■ DATASET RECORDS:
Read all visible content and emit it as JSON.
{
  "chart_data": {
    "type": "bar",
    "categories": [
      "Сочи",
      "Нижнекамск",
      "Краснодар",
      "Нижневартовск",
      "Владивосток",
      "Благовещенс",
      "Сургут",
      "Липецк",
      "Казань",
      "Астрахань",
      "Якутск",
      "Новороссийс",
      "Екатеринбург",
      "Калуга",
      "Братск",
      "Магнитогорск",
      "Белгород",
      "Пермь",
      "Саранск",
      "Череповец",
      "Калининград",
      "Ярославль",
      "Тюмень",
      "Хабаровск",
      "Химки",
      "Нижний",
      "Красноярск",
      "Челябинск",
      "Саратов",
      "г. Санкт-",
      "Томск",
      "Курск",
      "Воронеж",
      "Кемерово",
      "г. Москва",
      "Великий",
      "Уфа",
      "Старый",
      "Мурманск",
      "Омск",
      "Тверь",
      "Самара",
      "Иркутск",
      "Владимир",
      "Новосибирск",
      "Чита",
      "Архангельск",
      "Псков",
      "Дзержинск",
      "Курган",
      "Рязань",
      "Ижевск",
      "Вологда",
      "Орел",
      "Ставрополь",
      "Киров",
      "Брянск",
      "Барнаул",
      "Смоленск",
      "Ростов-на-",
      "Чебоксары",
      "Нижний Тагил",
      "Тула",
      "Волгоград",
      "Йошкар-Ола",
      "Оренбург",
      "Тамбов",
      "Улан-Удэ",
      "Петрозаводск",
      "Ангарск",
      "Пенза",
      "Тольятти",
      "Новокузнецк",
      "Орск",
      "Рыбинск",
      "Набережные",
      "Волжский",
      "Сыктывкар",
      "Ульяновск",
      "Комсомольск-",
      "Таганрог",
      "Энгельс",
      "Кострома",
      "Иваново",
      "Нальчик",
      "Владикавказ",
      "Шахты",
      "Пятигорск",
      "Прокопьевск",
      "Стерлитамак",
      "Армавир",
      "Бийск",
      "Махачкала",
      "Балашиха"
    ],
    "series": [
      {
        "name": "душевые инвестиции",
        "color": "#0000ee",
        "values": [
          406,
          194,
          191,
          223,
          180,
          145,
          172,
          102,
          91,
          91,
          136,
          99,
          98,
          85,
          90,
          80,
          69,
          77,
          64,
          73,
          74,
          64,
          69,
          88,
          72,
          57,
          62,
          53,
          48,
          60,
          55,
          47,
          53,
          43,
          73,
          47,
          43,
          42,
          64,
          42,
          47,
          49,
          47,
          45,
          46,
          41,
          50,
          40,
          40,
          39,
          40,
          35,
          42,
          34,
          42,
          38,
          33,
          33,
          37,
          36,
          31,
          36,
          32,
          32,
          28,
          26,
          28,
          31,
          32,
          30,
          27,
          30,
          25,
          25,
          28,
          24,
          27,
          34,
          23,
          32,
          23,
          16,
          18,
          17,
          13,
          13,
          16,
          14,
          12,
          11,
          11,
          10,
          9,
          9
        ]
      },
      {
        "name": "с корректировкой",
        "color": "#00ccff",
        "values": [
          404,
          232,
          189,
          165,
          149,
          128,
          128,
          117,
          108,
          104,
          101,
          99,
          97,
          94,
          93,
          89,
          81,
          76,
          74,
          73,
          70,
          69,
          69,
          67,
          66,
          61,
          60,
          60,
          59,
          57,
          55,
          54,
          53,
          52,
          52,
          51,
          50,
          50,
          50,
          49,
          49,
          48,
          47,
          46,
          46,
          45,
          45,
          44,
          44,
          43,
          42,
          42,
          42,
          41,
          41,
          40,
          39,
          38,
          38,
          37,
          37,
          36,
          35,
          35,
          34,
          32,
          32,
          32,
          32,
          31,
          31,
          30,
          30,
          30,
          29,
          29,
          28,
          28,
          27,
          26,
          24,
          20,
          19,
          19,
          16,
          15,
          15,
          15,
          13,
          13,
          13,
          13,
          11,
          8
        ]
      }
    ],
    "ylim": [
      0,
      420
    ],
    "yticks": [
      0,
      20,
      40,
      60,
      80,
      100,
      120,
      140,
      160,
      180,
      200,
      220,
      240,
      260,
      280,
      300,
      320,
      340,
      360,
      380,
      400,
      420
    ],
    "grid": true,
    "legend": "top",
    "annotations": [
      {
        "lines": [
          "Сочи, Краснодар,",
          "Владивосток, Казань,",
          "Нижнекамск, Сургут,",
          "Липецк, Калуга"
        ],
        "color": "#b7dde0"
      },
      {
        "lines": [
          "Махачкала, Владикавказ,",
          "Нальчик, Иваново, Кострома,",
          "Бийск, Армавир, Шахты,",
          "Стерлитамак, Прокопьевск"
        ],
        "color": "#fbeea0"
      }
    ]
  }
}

■ GIVEN REQUEST:
Exactly as written, please output every entry.

■ SOLUTION FOR THIS EXERCISE:
Read all visible content and emit it as JSON.
{
  "chart_data": {
    "type": "bar",
    "categories": [
      "Сочи",
      "Нижнекамск",
      "Краснодар",
      "Нижневартовск",
      "Владивосток",
      "Благовещенс",
      "Сургут",
      "Липецк",
      "Казань",
      "Астрахань",
      "Якутск",
      "Новороссийс",
      "Екатеринбург",
      "Калуга",
      "Братск",
      "Магнитогорск",
      "Белгород",
      "Пермь",
      "Саранск",
      "Череповец",
      "Калининград",
      "Ярославль",
      "Тюмень",
      "Хабаровск",
      "Химки",
      "Нижний",
      "Красноярск",
      "Челябинск",
      "Саратов",
      "г. Санкт-",
      "Томск",
      "Курск",
      "Воронеж",
      "Кемерово",
      "г. Москва",
      "Великий",
      "Уфа",
      "Старый",
      "Мурманск",
      "Омск",
      "Тверь",
      "Самара",
      "Иркутск",
      "Владимир",
      "Новосибирск",
      "Чита",
      "Архангельск",
      "Псков",
      "Дзержинск",
      "Курган",
      "Рязань",
      "Ижевск",
      "Вологда",
      "Орел",
      "Ставрополь",
      "Киров",
      "Брянск",
      "Барнаул",
      "Смоленск",
      "Ростов-на-",
      "Чебоксары",
      "Нижний Тагил",
      "Тула",
      "Волгоград",
      "Йошкар-Ола",
      "Оренбург",
      "Тамбов",
      "Улан-Удэ",
      "Петрозаводск",
      "Ангарск",
      "Пенза",
      "Тольятти",
      "Новокузнецк",
      "Орск",
      "Рыбинск",
      "Набережные",
      "Волжский",
      "Сыктывкар",
      "Ульяновск",
      "Комсомольск-",
      "Таганрог",
      "Энгельс",
      "Кострома",
      "Иваново",
      "Нальчик",
      "Владикавказ",
      "Шахты",
      "Пятигорск",
      "Прокопьевск",
      "Стерлитамак",
      "Армавир",
      "Бийск",
      "Махачкала",
      "Балашиха"
    ],
    "series": [
      {
        "name": "душевые инвестиции",
        "color": "#0000ee",
        "values": [
          406,
          194,
          191,
          223,
          180,
          145,
          172,
          102,
          91,
          91,
          136,
          99,
          98,
          85,
          90,
          80,
          69,
          77,
          64,
          73,
          74,
          64,
          69,
          88,
          72,
          57,
          62,
          53,
          48,
          60,
          55,
          47,
          53,
          43,
          73,
          47,
          43,
          42,
          64,
          42,
          47,
          49,
          47,
          45,
          46,
          41,
          50,
          40,
          40,
          39,
          40,
          35,
          42,
          34,
          42,
          38,
          33,
          33,
          37,
          36,
          31,
          36,
          32,
          32,
          28,
          26,
          28,
          31,
          32,
          30,
          27,
          30,
          25,
          25,
          28,
          24,
          27,
          34,
          23,
          32,
          23,
          16,
          18,
          17,
          13,
          13,
          16,
          14,
          12,
          11,
          11,
          10,
          9,
          9
        ]
      },
      {
        "name": "с корректировкой",
        "color": "#00ccff",
        "values": [
          404,
          232,
          189,
          165,
          149,
          128,
          128,
          117,
          108,
          104,
          101,
          99,
          97,
          94,
          93,
          89,
          81,
          76,
          74,
          73,
          70,
          69,
          69,
          67,
          66,
          61,
          60,
          60,
          59,
          57,
          55,
          54,
          53,
          52,
          52,
          51,
          50,
          50,
          50,
          49,
          49,
          48,
          47,
          46,
          46,
          45,
          45,
          44,
          44,
          43,
          42,
          42,
          42,
          41,
          41,
          40,
          39,
          38,
          38,
          37,
          37,
          36,
          35,
          35,
          34,
          32,
          32,
          32,
          32,
          31,
          31,
          30,
          30,
          30,
          29,
          29,
          28,
          28,
          27,
          26,
          24,
          20,
          19,
          19,
          16,
          15,
          15,
          15,
          13,
          13,
          13,
          13,
          11,
          8
        ]
      }
    ],
    "ylim": [
      0,
      420
    ],
    "yticks": [
      0,
      20,
      40,
      60,
      80,
      100,
      120,
      140,
      160,
      180,
      200,
      220,
      240,
      260,
      280,
      300,
      320,
      340,
      360,
      380,
      400,
      420
    ],
    "grid": true,
    "legend": "top",
    "annotations": [
      {
        "lines": [
          "Сочи, Краснодар,",
          "Владивосток, Казань,",
          "Нижнекамск, Сургут,",
          "Липецк, Калуга"
        ],
        "color": "#b7dde0"
      },
      {
        "lines": [
          "Махачкала, Владикавказ,",
          "Нальчик, Иваново, Кострома,",
          "Бийск, Армавир, Шахты,",
          "Стерлитамак, Прокопьевск"
        ],
        "color": "#fbeea0"
      }
    ]
  }
}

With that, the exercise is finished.